▶ [WHAT IS EXPECTED]:
Repeat every record exactly, but keep images out of the copy.

▶ [DATA PROVIDED]:
▬▬▬

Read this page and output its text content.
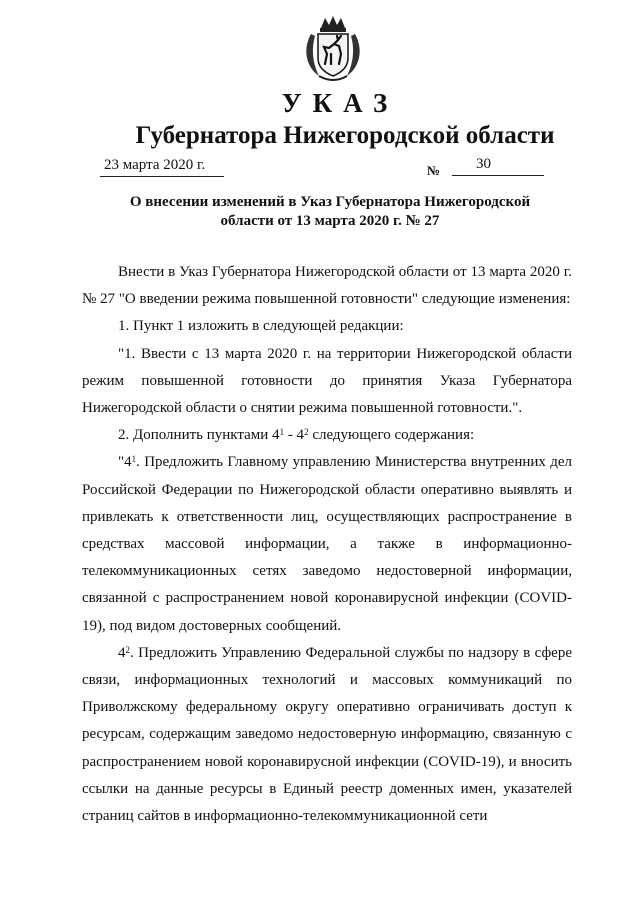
УКАЗ
Губернатора Нижегородской области
23 марта 2020 г.	№ 30
О внесении изменений в Указ Губернатора Нижегородской
области от 13 марта 2020 г. № 27

Внести в Указ Губернатора Нижегородской области от 13 марта 2020 г. № 27 "О введении режима повышенной готовности" следующие изменения:

1. Пункт 1 изложить в следующей редакции:

"1. Ввести с 13 марта 2020 г. на территории Нижегородской области режим повышенной готовности до принятия Указа Губернатора Нижегородской области о снятии режима повышенной готовности.".

2. Дополнить пунктами $4^1 - 4^2$ следующего содержания:

"$4^1$. Предложить Главному управлению Министерства внутренних дел Российской Федерации по Нижегородской области оперативно выявлять и привлекать к ответственности лиц, осуществляющих распространение в средствах массовой информации, а также в информационно-телекоммуникационных сетях заведомо недостоверной информации, связанной с распространением новой коронавирусной инфекции (COVID-19), под видом достоверных сообщений.

$4^2$. Предложить Управлению Федеральной службы по надзору в сфере связи, информационных технологий и массовых коммуникаций по Приволжскому федеральному округу оперативно ограничивать доступ к ресурсам, содержащим заведомо недостоверную информацию, связанную с распространением новой коронавирусной инфекции (COVID-19), и вносить ссылки на данные ресурсы в Единый реестр доменных имен, указателей страниц сайтов в информационно-телекоммуникационной сети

▬▬▬

▶ [THE RESPONSE]:
Read this page and output its text content.
УКАЗ
Губернатора Нижегородской области
23 марта 2020 г.	№ 30
О внесении изменений в Указ Губернатора Нижегородской
области от 13 марта 2020 г. № 27

Внести в Указ Губернатора Нижегородской области от 13 марта 2020 г. № 27 "О введении режима повышенной готовности" следующие изменения:

1. Пункт 1 изложить в следующей редакции:

"1. Ввести с 13 марта 2020 г. на территории Нижегородской области режим повышенной готовности до принятия Указа Губернатора Нижегородской области о снятии режима повышенной готовности.".

2. Дополнить пунктами $4^1 - 4^2$ следующего содержания:

"$4^1$. Предложить Главному управлению Министерства внутренних дел Российской Федерации по Нижегородской области оперативно выявлять и привлекать к ответственности лиц, осуществляющих распространение в средствах массовой информации, а также в информационно-телекоммуникационных сетях заведомо недостоверной информации, связанной с распространением новой коронавирусной инфекции (COVID-19), под видом достоверных сообщений.

$4^2$. Предложить Управлению Федеральной службы по надзору в сфере связи, информационных технологий и массовых коммуникаций по Приволжскому федеральному округу оперативно ограничивать доступ к ресурсам, содержащим заведомо недостоверную информацию, связанную с распространением новой коронавирусной инфекции (COVID-19), и вносить ссылки на данные ресурсы в Единый реестр доменных имен, указателей страниц сайтов в информационно-телекоммуникационной сети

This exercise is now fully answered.